TASK TO CARRY OUT
The listing below should be copied in full, word for word.

Rows from a dataset

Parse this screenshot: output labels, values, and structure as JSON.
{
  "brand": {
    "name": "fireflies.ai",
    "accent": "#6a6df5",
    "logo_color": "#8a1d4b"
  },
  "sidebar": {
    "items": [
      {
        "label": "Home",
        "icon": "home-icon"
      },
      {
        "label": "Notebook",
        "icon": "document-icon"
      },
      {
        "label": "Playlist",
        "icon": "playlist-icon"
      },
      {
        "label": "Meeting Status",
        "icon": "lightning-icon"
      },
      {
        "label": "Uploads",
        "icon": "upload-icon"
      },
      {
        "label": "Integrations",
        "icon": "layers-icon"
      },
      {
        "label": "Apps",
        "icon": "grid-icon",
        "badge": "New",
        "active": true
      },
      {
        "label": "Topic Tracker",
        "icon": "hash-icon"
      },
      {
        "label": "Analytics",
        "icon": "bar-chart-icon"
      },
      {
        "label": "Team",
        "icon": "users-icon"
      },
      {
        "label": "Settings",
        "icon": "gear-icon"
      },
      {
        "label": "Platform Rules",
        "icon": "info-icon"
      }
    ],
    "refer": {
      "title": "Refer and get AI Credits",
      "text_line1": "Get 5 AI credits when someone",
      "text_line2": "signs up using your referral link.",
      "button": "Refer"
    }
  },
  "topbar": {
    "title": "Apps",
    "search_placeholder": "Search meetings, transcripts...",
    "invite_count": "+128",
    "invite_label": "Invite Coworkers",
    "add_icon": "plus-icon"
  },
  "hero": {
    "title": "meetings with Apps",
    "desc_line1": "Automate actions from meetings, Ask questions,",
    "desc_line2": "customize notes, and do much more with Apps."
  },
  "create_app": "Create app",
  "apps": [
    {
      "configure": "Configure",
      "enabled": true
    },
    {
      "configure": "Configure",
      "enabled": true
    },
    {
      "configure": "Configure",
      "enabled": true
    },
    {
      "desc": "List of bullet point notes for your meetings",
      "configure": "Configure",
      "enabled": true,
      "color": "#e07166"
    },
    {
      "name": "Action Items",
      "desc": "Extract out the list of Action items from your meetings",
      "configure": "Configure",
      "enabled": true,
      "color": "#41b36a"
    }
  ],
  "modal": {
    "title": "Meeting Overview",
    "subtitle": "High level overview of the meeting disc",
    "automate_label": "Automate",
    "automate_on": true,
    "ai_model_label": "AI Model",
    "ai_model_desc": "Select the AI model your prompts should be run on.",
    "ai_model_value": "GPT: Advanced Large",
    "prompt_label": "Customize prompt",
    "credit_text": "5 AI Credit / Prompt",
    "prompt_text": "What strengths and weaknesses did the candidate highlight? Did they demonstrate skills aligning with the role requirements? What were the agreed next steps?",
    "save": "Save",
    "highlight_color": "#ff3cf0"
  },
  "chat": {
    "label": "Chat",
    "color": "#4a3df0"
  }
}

REPLY
Parse this screenshot: output labels, values, and structure as JSON.
{
  "brand": {
    "name": "fireflies.ai",
    "accent": "#6a6df5",
    "logo_color": "#8a1d4b"
  },
  "sidebar": {
    "items": [
      {
        "label": "Home",
        "icon": "home-icon"
      },
      {
        "label": "Notebook",
        "icon": "document-icon"
      },
      {
        "label": "Playlist",
        "icon": "playlist-icon"
      },
      {
        "label": "Meeting Status",
        "icon": "lightning-icon"
      },
      {
        "label": "Uploads",
        "icon": "upload-icon"
      },
      {
        "label": "Integrations",
        "icon": "layers-icon"
      },
      {
        "label": "Apps",
        "icon": "grid-icon",
        "badge": "New",
        "active": true
      },
      {
        "label": "Topic Tracker",
        "icon": "hash-icon"
      },
      {
        "label": "Analytics",
        "icon": "bar-chart-icon"
      },
      {
        "label": "Team",
        "icon": "users-icon"
      },
      {
        "label": "Settings",
        "icon": "gear-icon"
      },
      {
        "label": "Platform Rules",
        "icon": "info-icon"
      }
    ],
    "refer": {
      "title": "Refer and get AI Credits",
      "text_line1": "Get 5 AI credits when someone",
      "text_line2": "signs up using your referral link.",
      "button": "Refer"
    }
  },
  "topbar": {
    "title": "Apps",
    "search_placeholder": "Search meetings, transcripts...",
    "invite_count": "+128",
    "invite_label": "Invite Coworkers",
    "add_icon": "plus-icon"
  },
  "hero": {
    "title": "meetings with Apps",
    "desc_line1": "Automate actions from meetings, Ask questions,",
    "desc_line2": "customize notes, and do much more with Apps."
  },
  "create_app": "Create app",
  "apps": [
    {
      "configure": "Configure",
      "enabled": true
    },
    {
      "configure": "Configure",
      "enabled": true
    },
    {
      "configure": "Configure",
      "enabled": true
    },
    {
      "desc": "List of bullet point notes for your meetings",
      "configure": "Configure",
      "enabled": true,
      "color": "#e07166"
    },
    {
      "name": "Action Items",
      "desc": "Extract out the list of Action items from your meetings",
      "configure": "Configure",
      "enabled": true,
      "color": "#41b36a"
    }
  ],
  "modal": {
    "title": "Meeting Overview",
    "subtitle": "High level overview of the meeting disc",
    "automate_label": "Automate",
    "automate_on": true,
    "ai_model_label": "AI Model",
    "ai_model_desc": "Select the AI model your prompts should be run on.",
    "ai_model_value": "GPT: Advanced Large",
    "prompt_label": "Customize prompt",
    "credit_text": "5 AI Credit / Prompt",
    "prompt_text": "What strengths and weaknesses did the candidate highlight? Did they demonstrate skills aligning with the role requirements? What were the agreed next steps?",
    "save": "Save",
    "highlight_color": "#ff3cf0"
  },
  "chat": {
    "label": "Chat",
    "color": "#4a3df0"
  }
}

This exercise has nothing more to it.